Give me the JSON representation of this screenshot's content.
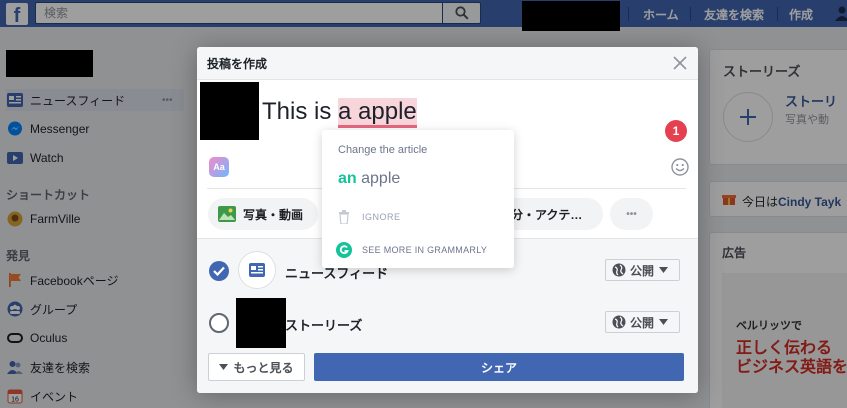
{
  "topbar": {
    "logo": "f",
    "search_placeholder": "検索",
    "nav": [
      "ホーム",
      "友達を検索",
      "作成"
    ]
  },
  "left_nav": {
    "items": [
      {
        "label": "ニュースフィード",
        "icon": "news-feed-icon"
      },
      {
        "label": "Messenger",
        "icon": "messenger-icon"
      },
      {
        "label": "Watch",
        "icon": "watch-icon"
      }
    ],
    "shortcuts_heading": "ショートカット",
    "shortcuts": [
      {
        "label": "FarmVille",
        "icon": "farmville-icon"
      }
    ],
    "explore_heading": "発見",
    "explore": [
      {
        "label": "Facebookページ",
        "icon": "flag-icon"
      },
      {
        "label": "グループ",
        "icon": "groups-icon"
      },
      {
        "label": "Oculus",
        "icon": "oculus-icon"
      },
      {
        "label": "友達を検索",
        "icon": "friends-icon"
      },
      {
        "label": "イベント",
        "icon": "calendar-icon"
      }
    ],
    "more_dots": "•••"
  },
  "right_col": {
    "stories_title": "ストーリーズ",
    "stories_add_title": "ストーリ",
    "stories_add_sub": "写真や動",
    "birthday_prefix": "今日は",
    "birthday_name": "Cindy Tayk",
    "ads_title": "広告",
    "ad_line1": "ベルリッツで",
    "ad_line2": "正しく伝わる",
    "ad_line3": "ビジネス英語を"
  },
  "dialog": {
    "title": "投稿を作成",
    "text_before": "This is ",
    "text_highlight": "a apple",
    "grammarly_count": "1",
    "aa_label": "Aa",
    "pills": [
      "写真・動画",
      "分・アクテ…"
    ],
    "pill_more": "•••",
    "audience": [
      {
        "label": "ニュースフィード",
        "checked": true,
        "privacy": "公開"
      },
      {
        "label": "ストーリーズ",
        "checked": false,
        "privacy": "公開"
      }
    ],
    "more_button": "もっと見る",
    "share_button": "シェア"
  },
  "grammarly_popup": {
    "title": "Change the article",
    "suggestion_add": "an",
    "suggestion_rest": " apple",
    "ignore": "IGNORE",
    "see_more": "SEE MORE IN GRAMMARLY"
  },
  "colors": {
    "facebook_blue": "#4267b2",
    "grammarly_green": "#15c39a",
    "grammarly_red": "#e5404f",
    "highlight": "#f8d4db"
  }
}
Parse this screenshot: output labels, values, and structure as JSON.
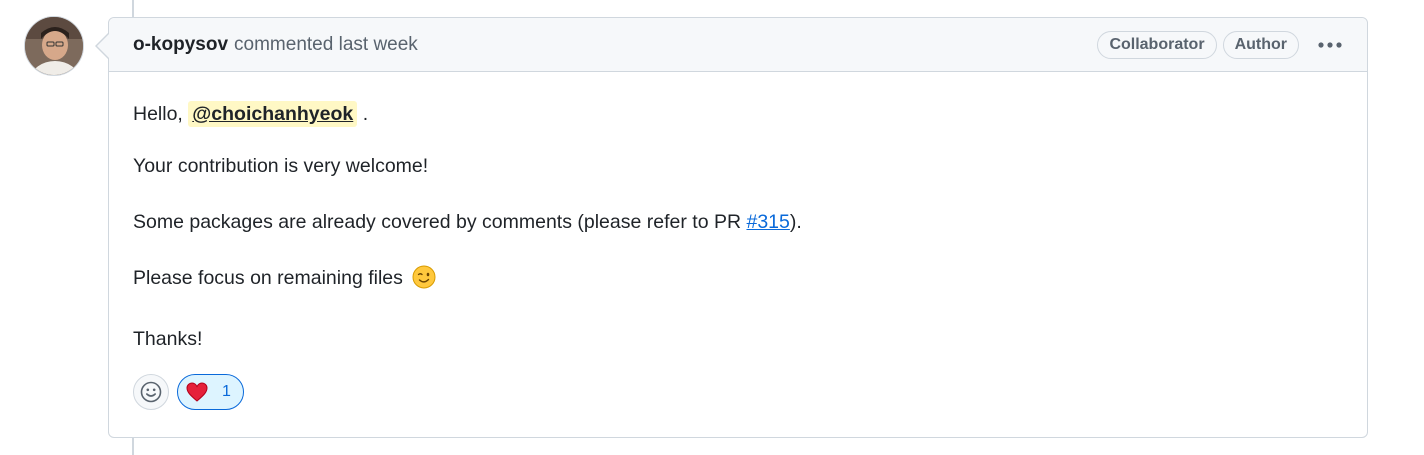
{
  "comment": {
    "author": "o-kopysov",
    "action": "commented",
    "timestamp": "last week",
    "labels": [
      "Collaborator",
      "Author"
    ],
    "menu_icon": "kebab-horizontal-icon"
  },
  "body": {
    "greeting": "Hello,",
    "mention": "@choichanhyeok",
    "greeting_end": ".",
    "line2": "Your contribution is very welcome!",
    "line3_before": "Some packages are already covered by comments (please refer to PR ",
    "line3_link": "#315",
    "line3_after": ").",
    "line4": "Please focus on remaining files",
    "line4_emoji": "wink-emoji",
    "line5": "Thanks!"
  },
  "reactions": {
    "add_icon": "smiley-icon",
    "items": [
      {
        "emoji": "heart-icon",
        "count": "1"
      }
    ]
  },
  "colors": {
    "accent": "#0969da",
    "mention_bg": "#fff8c5",
    "border": "#d0d7de",
    "header_bg": "#f6f8fa",
    "heart": "#e5203a"
  }
}
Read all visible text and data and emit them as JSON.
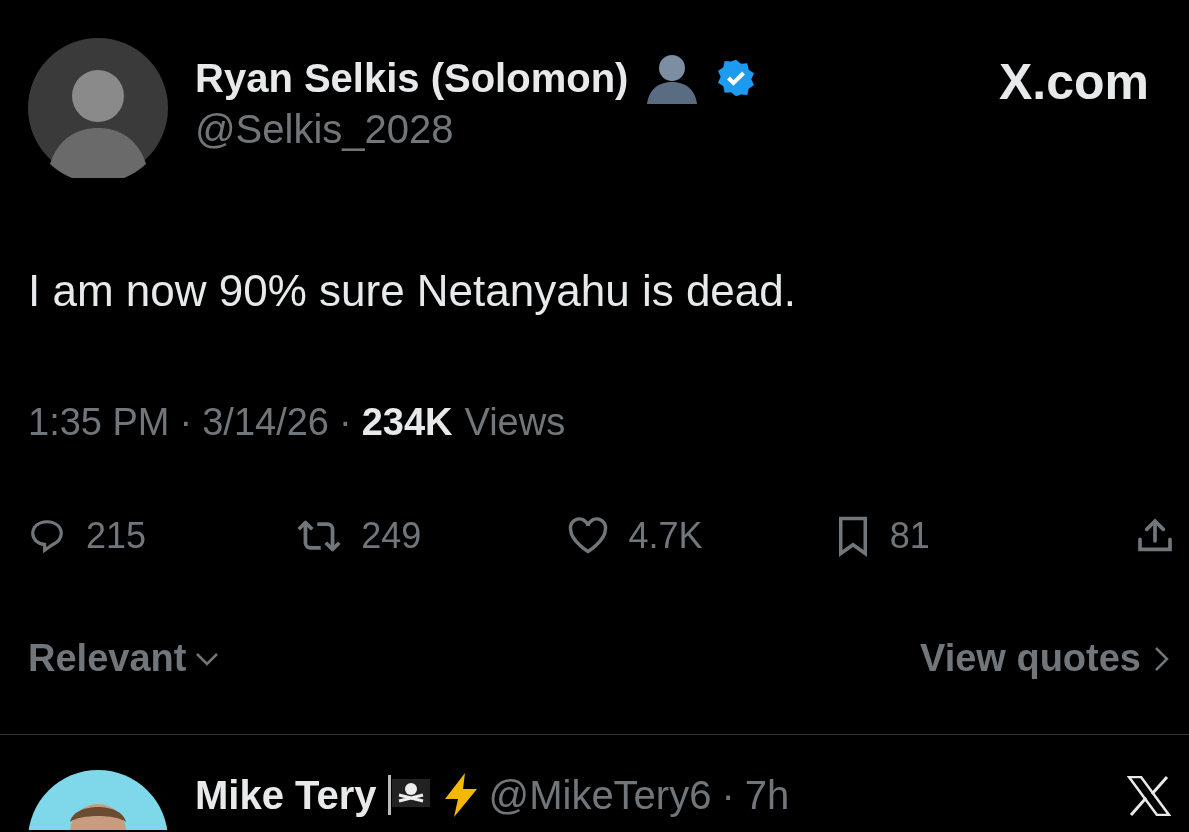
{
  "post": {
    "author": {
      "name": "Ryan Selkis (Solomon)",
      "handle": "@Selkis_2028",
      "verified": true
    },
    "source_label": "X.com",
    "text": "I am now 90% sure Netanyahu is dead.",
    "time": "1:35 PM",
    "separator_1": "·",
    "date": "3/14/26",
    "separator_2": "·",
    "views_count": "234K",
    "views_label": "Views",
    "actions": [
      {
        "kind": "reply",
        "count": "215"
      },
      {
        "kind": "repost",
        "count": "249"
      },
      {
        "kind": "like",
        "count": "4.7K"
      },
      {
        "kind": "bookmark",
        "count": "81"
      },
      {
        "kind": "share"
      }
    ]
  },
  "sort": {
    "label": "Relevant",
    "link": "View quotes"
  },
  "reply": {
    "name": "Mike Tery",
    "handle": "@MikeTery6",
    "separator": "·",
    "age": "7h"
  }
}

***

**Written request**
Leave out the pictures and repeat everything else in the records exactly.

**Output of the task**
Give me the JSON representation of this screenshot's content.
{
  "topbar": {
    "logo": "f",
    "search_placeholder": "検索",
    "nav": [
      "ホーム",
      "友達を検索",
      "作成"
    ]
  },
  "left_nav": {
    "items": [
      {
        "label": "ニュースフィード",
        "icon": "news-feed-icon"
      },
      {
        "label": "Messenger",
        "icon": "messenger-icon"
      },
      {
        "label": "Watch",
        "icon": "watch-icon"
      }
    ],
    "shortcuts_heading": "ショートカット",
    "shortcuts": [
      {
        "label": "FarmVille",
        "icon": "farmville-icon"
      }
    ],
    "explore_heading": "発見",
    "explore": [
      {
        "label": "Facebookページ",
        "icon": "flag-icon"
      },
      {
        "label": "グループ",
        "icon": "groups-icon"
      },
      {
        "label": "Oculus",
        "icon": "oculus-icon"
      },
      {
        "label": "友達を検索",
        "icon": "friends-icon"
      },
      {
        "label": "イベント",
        "icon": "calendar-icon"
      }
    ],
    "more_dots": "•••"
  },
  "right_col": {
    "stories_title": "ストーリーズ",
    "stories_add_title": "ストーリ",
    "stories_add_sub": "写真や動",
    "birthday_prefix": "今日は",
    "birthday_name": "Cindy Tayk",
    "ads_title": "広告",
    "ad_line1": "ベルリッツで",
    "ad_line2": "正しく伝わる",
    "ad_line3": "ビジネス英語を"
  },
  "dialog": {
    "title": "投稿を作成",
    "text_before": "This is ",
    "text_highlight": "a apple",
    "grammarly_count": "1",
    "aa_label": "Aa",
    "pills": [
      "写真・動画",
      "分・アクテ…"
    ],
    "pill_more": "•••",
    "audience": [
      {
        "label": "ニュースフィード",
        "checked": true,
        "privacy": "公開"
      },
      {
        "label": "ストーリーズ",
        "checked": false,
        "privacy": "公開"
      }
    ],
    "more_button": "もっと見る",
    "share_button": "シェア"
  },
  "grammarly_popup": {
    "title": "Change the article",
    "suggestion_add": "an",
    "suggestion_rest": " apple",
    "ignore": "IGNORE",
    "see_more": "SEE MORE IN GRAMMARLY"
  },
  "colors": {
    "facebook_blue": "#4267b2",
    "grammarly_green": "#15c39a",
    "grammarly_red": "#e5404f",
    "highlight": "#f8d4db"
  }
}
Parse this screenshot: output labels, values, and structure as JSON.
{
  "comment": {
    "author": "o-kopysov",
    "action": "commented",
    "timestamp": "last week",
    "labels": [
      "Collaborator",
      "Author"
    ],
    "menu_icon": "kebab-horizontal-icon"
  },
  "body": {
    "greeting": "Hello,",
    "mention": "@choichanhyeok",
    "greeting_end": ".",
    "line2": "Your contribution is very welcome!",
    "line3_before": "Some packages are already covered by comments (please refer to PR ",
    "line3_link": "#315",
    "line3_after": ").",
    "line4": "Please focus on remaining files",
    "line4_emoji": "wink-emoji",
    "line5": "Thanks!"
  },
  "reactions": {
    "add_icon": "smiley-icon",
    "items": [
      {
        "emoji": "heart-icon",
        "count": "1"
      }
    ]
  },
  "colors": {
    "accent": "#0969da",
    "mention_bg": "#fff8c5",
    "border": "#d0d7de",
    "header_bg": "#f6f8fa",
    "heart": "#e5203a"
  }
}
Read all visible text and data and emit them as JSON.
{
  "post": {
    "author": {
      "name": "Ryan Selkis (Solomon)",
      "handle": "@Selkis_2028",
      "verified": true
    },
    "source_label": "X.com",
    "text": "I am now 90% sure Netanyahu is dead.",
    "time": "1:35 PM",
    "separator_1": "·",
    "date": "3/14/26",
    "separator_2": "·",
    "views_count": "234K",
    "views_label": "Views",
    "actions": [
      {
        "kind": "reply",
        "count": "215"
      },
      {
        "kind": "repost",
        "count": "249"
      },
      {
        "kind": "like",
        "count": "4.7K"
      },
      {
        "kind": "bookmark",
        "count": "81"
      },
      {
        "kind": "share"
      }
    ]
  },
  "sort": {
    "label": "Relevant",
    "link": "View quotes"
  },
  "reply": {
    "name": "Mike Tery",
    "handle": "@MikeTery6",
    "separator": "·",
    "age": "7h"
  }
}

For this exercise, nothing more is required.